# What needs to be done
Print the listing below verbatim, line for line and in its original order, leaving out the picture placeholders.

***** Source records

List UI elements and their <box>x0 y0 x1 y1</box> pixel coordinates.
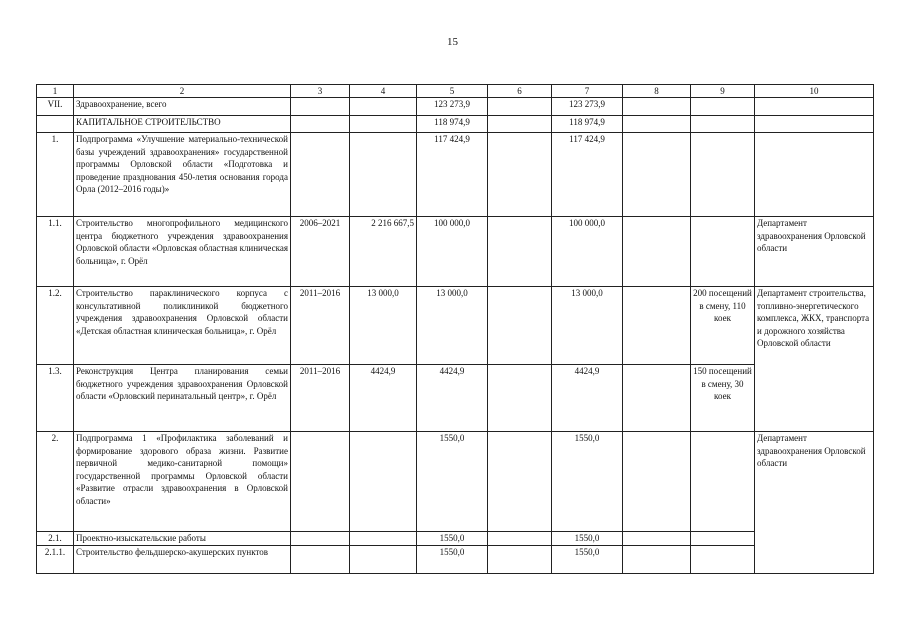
empty-cell <box>488 217 552 287</box>
budget-table <box>36 84 874 574</box>
table-row <box>37 365 874 432</box>
amount-cell: 13 000,0 <box>552 287 623 365</box>
empty-cell <box>623 287 691 365</box>
table-row <box>37 217 874 287</box>
item-name: Проектно-изыскательские работы <box>74 532 291 546</box>
period-cell <box>291 98 350 116</box>
header-cell: 9 <box>691 85 755 98</box>
amount-cell: 123 273,9 <box>417 98 488 116</box>
department-cell: Департамент строительства, топливно-энергетического комплекса, ЖКХ, транспорта и дорожного хозяйства Орловской области <box>755 287 874 432</box>
amount-cell: 13 000,0 <box>417 287 488 365</box>
empty-cell <box>488 365 552 432</box>
amount-cell: 1550,0 <box>417 545 488 573</box>
item-name: Реконструкция Центра планирования семьи бюджетного учреждения здравоохранения Орловской области «Орловский перинатальный центр», г. Орёл <box>74 365 291 432</box>
period-cell: 2006–2021 <box>291 217 350 287</box>
capacity-cell <box>691 116 755 133</box>
empty-cell <box>623 116 691 133</box>
empty-cell <box>623 545 691 573</box>
amount-cell: 4424,9 <box>417 365 488 432</box>
row-number: VII. <box>37 98 74 116</box>
empty-cell <box>623 133 691 217</box>
amount-cell: 118 974,9 <box>417 116 488 133</box>
row-number: 2. <box>37 432 74 532</box>
table-row <box>37 133 874 217</box>
cost-cell <box>350 545 417 573</box>
amount-cell: 1550,0 <box>552 545 623 573</box>
capacity-cell: 150 посещений в смену, 30 коек <box>691 365 755 432</box>
row-number: 2.1. <box>37 532 74 546</box>
amount-cell: 1550,0 <box>552 532 623 546</box>
row-number: 1.3. <box>37 365 74 432</box>
period-cell <box>291 532 350 546</box>
header-cell: 4 <box>350 85 417 98</box>
table-row <box>37 287 874 365</box>
empty-cell <box>488 287 552 365</box>
amount-cell: 4424,9 <box>552 365 623 432</box>
item-name: Здравоохранение, всего <box>74 98 291 116</box>
cost-cell <box>350 532 417 546</box>
amount-cell: 117 424,9 <box>417 133 488 217</box>
amount-cell: 100 000,0 <box>417 217 488 287</box>
item-name: КАПИТАЛЬНОЕ СТРОИТЕЛЬСТВО <box>74 116 291 133</box>
header-row <box>37 85 874 98</box>
capacity-cell <box>691 432 755 532</box>
amount-cell: 1550,0 <box>552 432 623 532</box>
period-cell: 2011–2016 <box>291 287 350 365</box>
period-cell <box>291 545 350 573</box>
header-cell: 2 <box>74 85 291 98</box>
item-name: Строительство параклинического корпуса с консультативной поликлиникой бюджетного учреждения здравоохранения Орловской области «Детская областная клиническая больница», г. Орёл <box>74 287 291 365</box>
header-cell: 1 <box>37 85 74 98</box>
amount-cell: 1550,0 <box>417 432 488 532</box>
cost-cell: 2 216 667,5 <box>350 217 417 287</box>
empty-cell <box>488 98 552 116</box>
empty-cell <box>488 133 552 217</box>
period-cell <box>291 116 350 133</box>
department-cell: Департамент здравоохранения Орловской области <box>755 432 874 574</box>
row-number: 1.2. <box>37 287 74 365</box>
table-row <box>37 432 874 532</box>
empty-cell <box>623 365 691 432</box>
row-number: 1.1. <box>37 217 74 287</box>
header-cell: 8 <box>623 85 691 98</box>
department-cell <box>755 116 874 133</box>
table-row <box>37 532 874 546</box>
capacity-cell: 200 посещений в смену, 110 коек <box>691 287 755 365</box>
department-cell <box>755 133 874 217</box>
capacity-cell <box>691 98 755 116</box>
empty-cell <box>488 545 552 573</box>
capacity-cell <box>691 532 755 546</box>
header-cell: 3 <box>291 85 350 98</box>
capacity-cell <box>691 133 755 217</box>
item-name: Подпрограмма 1 «Профилактика заболеваний и формирование здорового образа жизни. Развитие первичной медико-санитарной помощи» государственной программы Орловской области «Развитие отрасли здравоохранения в Орловской области» <box>74 432 291 532</box>
header-cell: 10 <box>755 85 874 98</box>
capacity-cell <box>691 545 755 573</box>
item-name: Строительство фельдшерско-акушерских пунктов <box>74 545 291 573</box>
cost-cell <box>350 133 417 217</box>
empty-cell <box>623 432 691 532</box>
amount-cell: 100 000,0 <box>552 217 623 287</box>
empty-cell <box>488 532 552 546</box>
cost-cell: 13 000,0 <box>350 287 417 365</box>
cost-cell <box>350 432 417 532</box>
department-cell: Департамент здравоохранения Орловской области <box>755 217 874 287</box>
row-number: 2.1.1. <box>37 545 74 573</box>
empty-cell <box>623 98 691 116</box>
empty-cell <box>623 217 691 287</box>
header-cell: 5 <box>417 85 488 98</box>
cost-cell <box>350 98 417 116</box>
item-name: Подпрограмма «Улучшение материально-технической базы учреждений здравоохранения» государственной программы Орловской области «Подготовка и проведение празднования 450-летия основания города Орла (2012–2016 годы)» <box>74 133 291 217</box>
period-cell <box>291 133 350 217</box>
capacity-cell <box>691 217 755 287</box>
table-row <box>37 116 874 133</box>
department-cell <box>755 98 874 116</box>
period-cell: 2011–2016 <box>291 365 350 432</box>
item-name: Строительство многопрофильного медицинского центра бюджетного учреждения здравоохранения Орловской области «Орловская областная клиническая больница», г. Орёл <box>74 217 291 287</box>
row-number <box>37 116 74 133</box>
amount-cell: 118 974,9 <box>552 116 623 133</box>
row-number: 1. <box>37 133 74 217</box>
amount-cell: 117 424,9 <box>552 133 623 217</box>
page-number: 15 <box>447 36 458 48</box>
period-cell <box>291 432 350 532</box>
header-cell: 7 <box>552 85 623 98</box>
cost-cell: 4424,9 <box>350 365 417 432</box>
cost-cell <box>350 116 417 133</box>
header-cell: 6 <box>488 85 552 98</box>
empty-cell <box>488 116 552 133</box>
empty-cell <box>488 432 552 532</box>
amount-cell: 123 273,9 <box>552 98 623 116</box>
table-row <box>37 98 874 116</box>
empty-cell <box>623 532 691 546</box>
table-row <box>37 545 874 573</box>
amount-cell: 1550,0 <box>417 532 488 546</box>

**********

# Written solution
List UI elements and their <box>x0 y0 x1 y1</box> pixel coordinates.
empty-cell <box>488 217 552 287</box>
budget-table <box>36 84 874 574</box>
table-row <box>37 365 874 432</box>
amount-cell: 13 000,0 <box>552 287 623 365</box>
empty-cell <box>623 287 691 365</box>
table-row <box>37 217 874 287</box>
item-name: Проектно-изыскательские работы <box>74 532 291 546</box>
period-cell <box>291 98 350 116</box>
header-cell: 9 <box>691 85 755 98</box>
amount-cell: 123 273,9 <box>417 98 488 116</box>
department-cell: Департамент строительства, топливно-энергетического комплекса, ЖКХ, транспорта и дорожного хозяйства Орловской области <box>755 287 874 432</box>
amount-cell: 13 000,0 <box>417 287 488 365</box>
empty-cell <box>488 365 552 432</box>
amount-cell: 1550,0 <box>417 545 488 573</box>
item-name: Реконструкция Центра планирования семьи бюджетного учреждения здравоохранения Орловской области «Орловский перинатальный центр», г. Орёл <box>74 365 291 432</box>
period-cell: 2006–2021 <box>291 217 350 287</box>
capacity-cell <box>691 116 755 133</box>
empty-cell <box>623 116 691 133</box>
empty-cell <box>623 545 691 573</box>
amount-cell: 4424,9 <box>417 365 488 432</box>
row-number: VII. <box>37 98 74 116</box>
empty-cell <box>623 133 691 217</box>
amount-cell: 118 974,9 <box>417 116 488 133</box>
row-number: 2. <box>37 432 74 532</box>
table-row <box>37 133 874 217</box>
cost-cell <box>350 545 417 573</box>
amount-cell: 1550,0 <box>552 545 623 573</box>
capacity-cell: 150 посещений в смену, 30 коек <box>691 365 755 432</box>
row-number: 2.1. <box>37 532 74 546</box>
amount-cell: 1550,0 <box>552 532 623 546</box>
row-number: 1.3. <box>37 365 74 432</box>
period-cell <box>291 532 350 546</box>
header-cell: 4 <box>350 85 417 98</box>
table-row <box>37 287 874 365</box>
empty-cell <box>488 287 552 365</box>
amount-cell: 4424,9 <box>552 365 623 432</box>
item-name: Здравоохранение, всего <box>74 98 291 116</box>
cost-cell <box>350 532 417 546</box>
amount-cell: 117 424,9 <box>417 133 488 217</box>
amount-cell: 100 000,0 <box>417 217 488 287</box>
item-name: КАПИТАЛЬНОЕ СТРОИТЕЛЬСТВО <box>74 116 291 133</box>
header-row <box>37 85 874 98</box>
capacity-cell <box>691 432 755 532</box>
amount-cell: 1550,0 <box>552 432 623 532</box>
period-cell: 2011–2016 <box>291 287 350 365</box>
period-cell <box>291 545 350 573</box>
header-cell: 2 <box>74 85 291 98</box>
item-name: Строительство параклинического корпуса с консультативной поликлиникой бюджетного учреждения здравоохранения Орловской области «Детская областная клиническая больница», г. Орёл <box>74 287 291 365</box>
header-cell: 1 <box>37 85 74 98</box>
amount-cell: 1550,0 <box>417 432 488 532</box>
cost-cell: 2 216 667,5 <box>350 217 417 287</box>
empty-cell <box>488 98 552 116</box>
empty-cell <box>488 133 552 217</box>
period-cell <box>291 116 350 133</box>
department-cell: Департамент здравоохранения Орловской области <box>755 432 874 574</box>
row-number: 1.2. <box>37 287 74 365</box>
table-row <box>37 432 874 532</box>
empty-cell <box>623 365 691 432</box>
row-number: 1.1. <box>37 217 74 287</box>
header-cell: 8 <box>623 85 691 98</box>
department-cell <box>755 116 874 133</box>
table-row <box>37 532 874 546</box>
capacity-cell: 200 посещений в смену, 110 коек <box>691 287 755 365</box>
department-cell <box>755 133 874 217</box>
capacity-cell <box>691 98 755 116</box>
empty-cell <box>488 545 552 573</box>
capacity-cell <box>691 532 755 546</box>
header-cell: 3 <box>291 85 350 98</box>
capacity-cell <box>691 133 755 217</box>
item-name: Подпрограмма 1 «Профилактика заболеваний и формирование здорового образа жизни. Развитие первичной медико-санитарной помощи» государственной программы Орловской области «Развитие отрасли здравоохранения в Орловской области» <box>74 432 291 532</box>
header-cell: 10 <box>755 85 874 98</box>
capacity-cell <box>691 545 755 573</box>
item-name: Строительство фельдшерско-акушерских пунктов <box>74 545 291 573</box>
cost-cell <box>350 133 417 217</box>
empty-cell <box>623 432 691 532</box>
amount-cell: 100 000,0 <box>552 217 623 287</box>
empty-cell <box>488 532 552 546</box>
cost-cell: 13 000,0 <box>350 287 417 365</box>
cost-cell <box>350 432 417 532</box>
department-cell: Департамент здравоохранения Орловской области <box>755 217 874 287</box>
row-number: 2.1.1. <box>37 545 74 573</box>
empty-cell <box>623 98 691 116</box>
empty-cell <box>623 217 691 287</box>
header-cell: 5 <box>417 85 488 98</box>
cost-cell <box>350 98 417 116</box>
item-name: Подпрограмма «Улучшение материально-технической базы учреждений здравоохранения» государственной программы Орловской области «Подготовка и проведение празднования 450-летия основания города Орла (2012–2016 годы)» <box>74 133 291 217</box>
period-cell <box>291 133 350 217</box>
capacity-cell <box>691 217 755 287</box>
table-row <box>37 116 874 133</box>
department-cell <box>755 98 874 116</box>
period-cell: 2011–2016 <box>291 365 350 432</box>
item-name: Строительство многопрофильного медицинского центра бюджетного учреждения здравоохранения Орловской области «Орловская областная клиническая больница», г. Орёл <box>74 217 291 287</box>
row-number <box>37 116 74 133</box>
amount-cell: 118 974,9 <box>552 116 623 133</box>
row-number: 1. <box>37 133 74 217</box>
amount-cell: 117 424,9 <box>552 133 623 217</box>
page-number: 15 <box>447 36 458 48</box>
period-cell <box>291 432 350 532</box>
header-cell: 7 <box>552 85 623 98</box>
cost-cell: 4424,9 <box>350 365 417 432</box>
cost-cell <box>350 116 417 133</box>
header-cell: 6 <box>488 85 552 98</box>
empty-cell <box>488 116 552 133</box>
empty-cell <box>488 432 552 532</box>
amount-cell: 123 273,9 <box>552 98 623 116</box>
table-row <box>37 98 874 116</box>
empty-cell <box>623 532 691 546</box>
table-row <box>37 545 874 573</box>
amount-cell: 1550,0 <box>417 532 488 546</box>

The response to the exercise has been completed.